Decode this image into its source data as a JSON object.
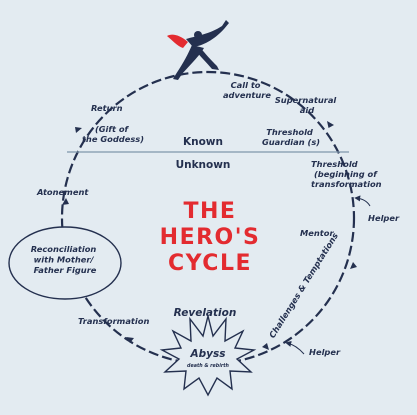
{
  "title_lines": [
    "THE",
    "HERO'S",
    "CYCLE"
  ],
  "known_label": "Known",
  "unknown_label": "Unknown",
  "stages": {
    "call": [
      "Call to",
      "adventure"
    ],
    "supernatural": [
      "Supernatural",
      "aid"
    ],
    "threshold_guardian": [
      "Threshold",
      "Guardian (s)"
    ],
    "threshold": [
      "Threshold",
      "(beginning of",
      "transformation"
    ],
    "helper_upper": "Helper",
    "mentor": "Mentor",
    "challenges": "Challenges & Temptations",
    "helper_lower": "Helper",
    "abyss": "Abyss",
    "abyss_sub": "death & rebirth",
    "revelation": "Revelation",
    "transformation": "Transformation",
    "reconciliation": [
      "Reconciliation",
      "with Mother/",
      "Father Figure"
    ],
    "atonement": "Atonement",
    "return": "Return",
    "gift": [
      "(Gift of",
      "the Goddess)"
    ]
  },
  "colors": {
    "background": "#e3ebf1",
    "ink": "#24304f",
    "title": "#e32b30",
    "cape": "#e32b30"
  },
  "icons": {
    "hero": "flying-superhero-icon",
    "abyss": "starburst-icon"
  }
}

Job: Omit the pictures, and quote the material above exactly as given.

Solution:
Decode this image into its source data as a JSON object.
{
  "title_lines": [
    "THE",
    "HERO'S",
    "CYCLE"
  ],
  "known_label": "Known",
  "unknown_label": "Unknown",
  "stages": {
    "call": [
      "Call to",
      "adventure"
    ],
    "supernatural": [
      "Supernatural",
      "aid"
    ],
    "threshold_guardian": [
      "Threshold",
      "Guardian (s)"
    ],
    "threshold": [
      "Threshold",
      "(beginning of",
      "transformation"
    ],
    "helper_upper": "Helper",
    "mentor": "Mentor",
    "challenges": "Challenges & Temptations",
    "helper_lower": "Helper",
    "abyss": "Abyss",
    "abyss_sub": "death & rebirth",
    "revelation": "Revelation",
    "transformation": "Transformation",
    "reconciliation": [
      "Reconciliation",
      "with Mother/",
      "Father Figure"
    ],
    "atonement": "Atonement",
    "return": "Return",
    "gift": [
      "(Gift of",
      "the Goddess)"
    ]
  },
  "colors": {
    "background": "#e3ebf1",
    "ink": "#24304f",
    "title": "#e32b30",
    "cape": "#e32b30"
  },
  "icons": {
    "hero": "flying-superhero-icon",
    "abyss": "starburst-icon"
  }
}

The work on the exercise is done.